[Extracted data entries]

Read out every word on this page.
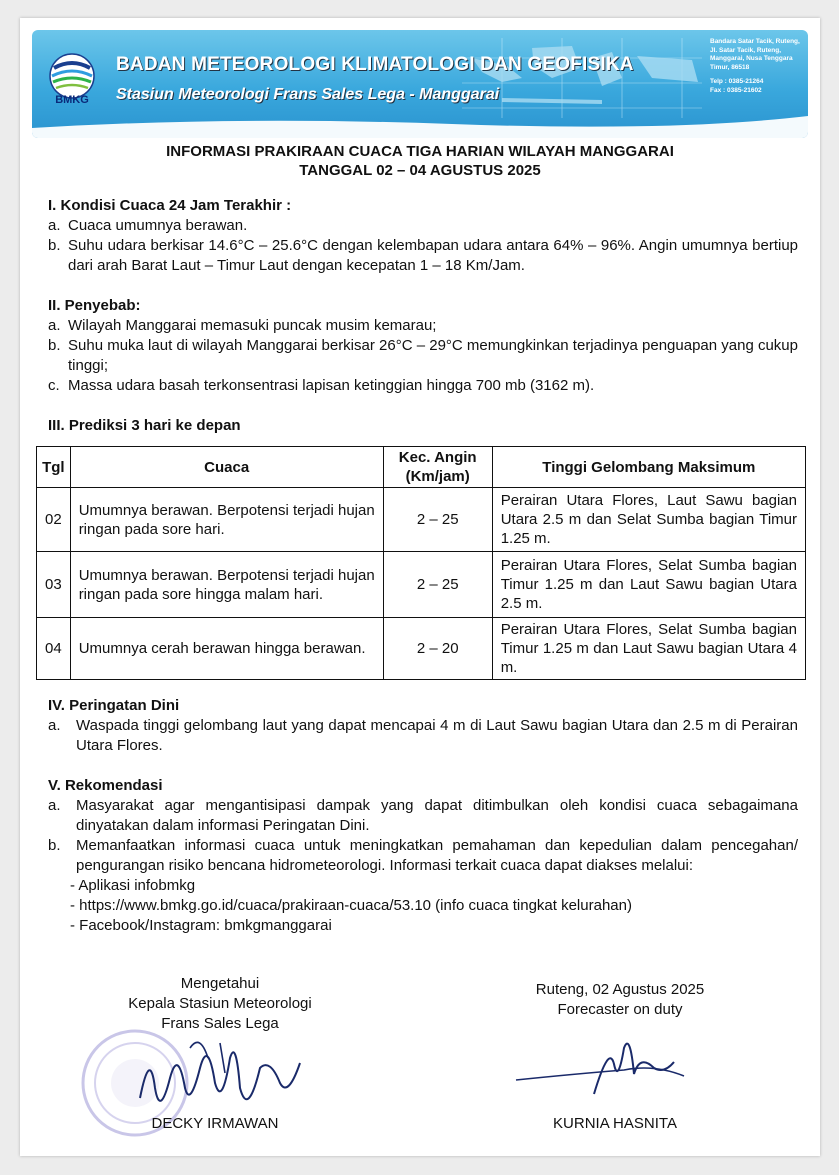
BMKG
BADAN METEOROLOGI KLIMATOLOGI DAN GEOFISIKA
Stasiun Meteorologi Frans Sales Lega - Manggarai
Bandara Satar Tacik, Ruteng, Jl. Satar Tacik, Ruteng, Manggarai, Nusa Tenggara Timur, 86518
Telp : 0385-21264
Fax : 0385-21602
INFORMASI PRAKIRAAN CUACA TIGA HARIAN WILAYAH MANGGARAI
TANGGAL 02 – 04 AGUSTUS 2025
I. Kondisi Cuaca 24 Jam Terakhir :
a. Cuaca umumnya berawan.
b. Suhu udara berkisar 14.6°C – 25.6°C dengan kelembapan udara antara 64% – 96%. Angin umumnya bertiup dari arah Barat Laut – Timur Laut dengan kecepatan 1 – 18 Km/Jam.
II. Penyebab:
a. Wilayah Manggarai memasuki puncak musim kemarau;
b. Suhu muka laut di wilayah Manggarai berkisar 26°C – 29°C memungkinkan terjadinya penguapan yang cukup tinggi;
c. Massa udara basah terkonsentrasi lapisan ketinggian hingga 700 mb (3162 m).
III. Prediksi 3 hari ke depan
Tgl	Cuaca	Kec. Angin (Km/jam)	Tinggi Gelombang Maksimum
02	Umumnya berawan. Berpotensi terjadi hujan ringan pada sore hari.	2 – 25	Perairan Utara Flores, Laut Sawu bagian Utara 2.5 m dan Selat Sumba bagian Timur 1.25 m.
03	Umumnya berawan. Berpotensi terjadi hujan ringan pada sore hingga malam hari.	2 – 25	Perairan Utara Flores, Selat Sumba bagian Timur 1.25 m dan Laut Sawu bagian Utara 2.5 m.
04	Umumnya cerah berawan hingga berawan.	2 – 20	Perairan Utara Flores, Selat Sumba bagian Timur 1.25 m dan Laut Sawu bagian Utara 4 m.
IV. Peringatan Dini
a.	Waspada tinggi gelombang laut yang dapat mencapai 4 m di Laut Sawu bagian Utara dan 2.5 m di Perairan Utara Flores.
V. Rekomendasi
a.	Masyarakat agar mengantisipasi dampak yang dapat ditimbulkan oleh kondisi cuaca sebagaimana dinyatakan dalam informasi Peringatan Dini.
b.	Memanfaatkan informasi cuaca untuk meningkatkan pemahaman dan kepedulian dalam pencegahan/ pengurangan risiko bencana hidrometeorologi. Informasi terkait cuaca dapat diakses melalui:
- Aplikasi infobmkg
- https://www.bmkg.go.id/cuaca/prakiraan-cuaca/53.10 (info cuaca tingkat kelurahan)
- Facebook/Instagram: bmkgmanggarai
Mengetahui
Kepala Stasiun Meteorologi
Frans Sales Lega
DECKY IRMAWAN
Ruteng, 02 Agustus 2025
Forecaster on duty
KURNIA HASNITA
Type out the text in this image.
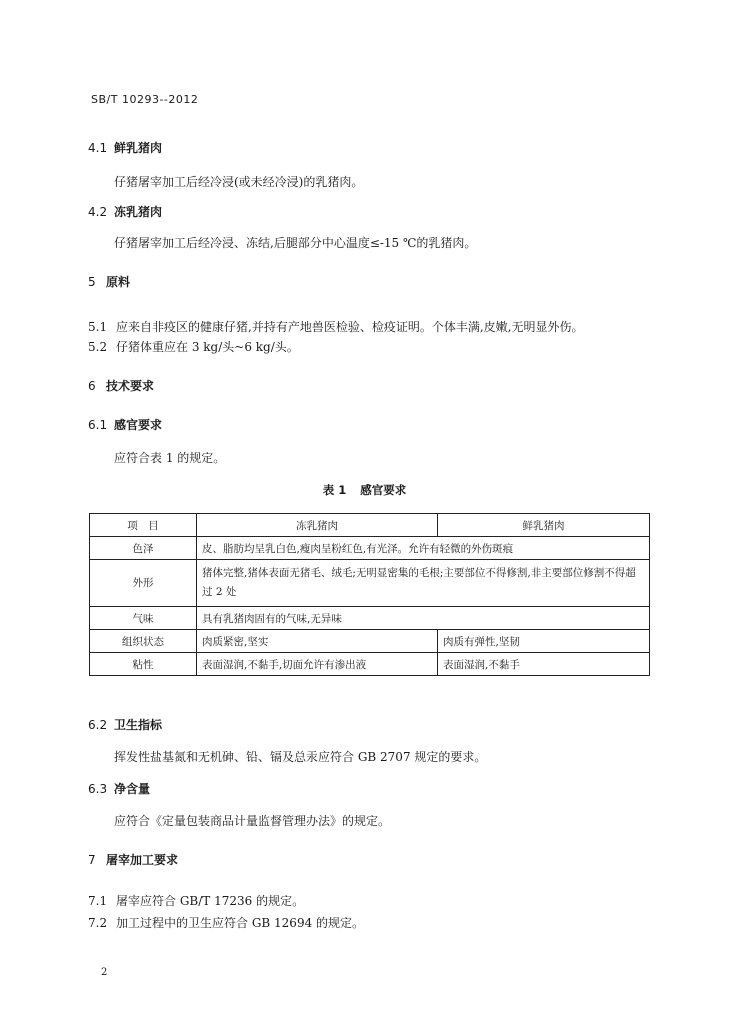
SB/T 10293--2012
4.1 鲜乳猪肉
仔猪屠宰加工后经冷浸(或未经冷浸)的乳猪肉。
4.2 冻乳猪肉
仔猪屠宰加工后经冷浸、冻结,后腿部分中心温度≤-15 ℃的乳猪肉。
5 原料
5.1 应来自非疫区的健康仔猪,并持有产地兽医检验、检疫证明。个体丰满,皮嫩,无明显外伤。
5.2 仔猪体重应在 3 kg/头~6 kg/头。
6 技术要求
6.1 感官要求
应符合表 1 的规定。
表 1 感官要求
项　目	冻乳猪肉	鲜乳猪肉
色泽	皮、脂肪均呈乳白色,瘦肉呈粉红色,有光泽。允许有轻微的外伤斑痕	
外形	猪体完整,猪体表面无猪毛、绒毛;无明显密集的毛根;主要部位不得修割,非主要部位修割不得超过 2 处	
气味	具有乳猪肉固有的气味,无异味	
组织状态	肉质紧密,坚实	肉质有弹性,坚韧
粘性	表面湿润,不黏手,切面允许有渗出液	表面湿润,不黏手
6.2 卫生指标
挥发性盐基氮和无机砷、铅、镉及总汞应符合 GB 2707 规定的要求。
6.3 净含量
应符合《定量包装商品计量监督管理办法》的规定。
7 屠宰加工要求
7.1 屠宰应符合 GB/T 17236 的规定。
7.2 加工过程中的卫生应符合 GB 12694 的规定。
2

◆ Written request:
Print out the whole of the material word for word, without pictures.

◆ Answer to this problem:
Read out every word on this page.
BMKG
BADAN METEOROLOGI KLIMATOLOGI DAN GEOFISIKA
Stasiun Meteorologi Frans Sales Lega - Manggarai
Bandara Satar Tacik, Ruteng, Jl. Satar Tacik, Ruteng, Manggarai, Nusa Tenggara Timur, 86518
Telp : 0385-21264
Fax : 0385-21602
INFORMASI PRAKIRAAN CUACA TIGA HARIAN WILAYAH MANGGARAI
TANGGAL 02 – 04 AGUSTUS 2025
I. Kondisi Cuaca 24 Jam Terakhir :
a. Cuaca umumnya berawan.
b. Suhu udara berkisar 14.6°C – 25.6°C dengan kelembapan udara antara 64% – 96%. Angin umumnya bertiup dari arah Barat Laut – Timur Laut dengan kecepatan 1 – 18 Km/Jam.
II. Penyebab:
a. Wilayah Manggarai memasuki puncak musim kemarau;
b. Suhu muka laut di wilayah Manggarai berkisar 26°C – 29°C memungkinkan terjadinya penguapan yang cukup tinggi;
c. Massa udara basah terkonsentrasi lapisan ketinggian hingga 700 mb (3162 m).
III. Prediksi 3 hari ke depan
Tgl	Cuaca	Kec. Angin (Km/jam)	Tinggi Gelombang Maksimum
02	Umumnya berawan. Berpotensi terjadi hujan ringan pada sore hari.	2 – 25	Perairan Utara Flores, Laut Sawu bagian Utara 2.5 m dan Selat Sumba bagian Timur 1.25 m.
03	Umumnya berawan. Berpotensi terjadi hujan ringan pada sore hingga malam hari.	2 – 25	Perairan Utara Flores, Selat Sumba bagian Timur 1.25 m dan Laut Sawu bagian Utara 2.5 m.
04	Umumnya cerah berawan hingga berawan.	2 – 20	Perairan Utara Flores, Selat Sumba bagian Timur 1.25 m dan Laut Sawu bagian Utara 4 m.
IV. Peringatan Dini
a.	Waspada tinggi gelombang laut yang dapat mencapai 4 m di Laut Sawu bagian Utara dan 2.5 m di Perairan Utara Flores.
V. Rekomendasi
a.	Masyarakat agar mengantisipasi dampak yang dapat ditimbulkan oleh kondisi cuaca sebagaimana dinyatakan dalam informasi Peringatan Dini.
b.	Memanfaatkan informasi cuaca untuk meningkatkan pemahaman dan kepedulian dalam pencegahan/ pengurangan risiko bencana hidrometeorologi. Informasi terkait cuaca dapat diakses melalui:
- Aplikasi infobmkg
- https://www.bmkg.go.id/cuaca/prakiraan-cuaca/53.10 (info cuaca tingkat kelurahan)
- Facebook/Instagram: bmkgmanggarai
Mengetahui
Kepala Stasiun Meteorologi
Frans Sales Lega
DECKY IRMAWAN
Ruteng, 02 Agustus 2025
Forecaster on duty
KURNIA HASNITA
Type out the text in this image.
SB/T 10293--2012
4.1 鲜乳猪肉
仔猪屠宰加工后经冷浸(或未经冷浸)的乳猪肉。
4.2 冻乳猪肉
仔猪屠宰加工后经冷浸、冻结,后腿部分中心温度≤-15 ℃的乳猪肉。
5 原料
5.1 应来自非疫区的健康仔猪,并持有产地兽医检验、检疫证明。个体丰满,皮嫩,无明显外伤。
5.2 仔猪体重应在 3 kg/头~6 kg/头。
6 技术要求
6.1 感官要求
应符合表 1 的规定。
表 1 感官要求
项　目	冻乳猪肉	鲜乳猪肉
色泽	皮、脂肪均呈乳白色,瘦肉呈粉红色,有光泽。允许有轻微的外伤斑痕	
外形	猪体完整,猪体表面无猪毛、绒毛;无明显密集的毛根;主要部位不得修割,非主要部位修割不得超过 2 处	
气味	具有乳猪肉固有的气味,无异味	
组织状态	肉质紧密,坚实	肉质有弹性,坚韧
粘性	表面湿润,不黏手,切面允许有渗出液	表面湿润,不黏手
6.2 卫生指标
挥发性盐基氮和无机砷、铅、镉及总汞应符合 GB 2707 规定的要求。
6.3 净含量
应符合《定量包装商品计量监督管理办法》的规定。
7 屠宰加工要求
7.1 屠宰应符合 GB/T 17236 的规定。
7.2 加工过程中的卫生应符合 GB 12694 的规定。
2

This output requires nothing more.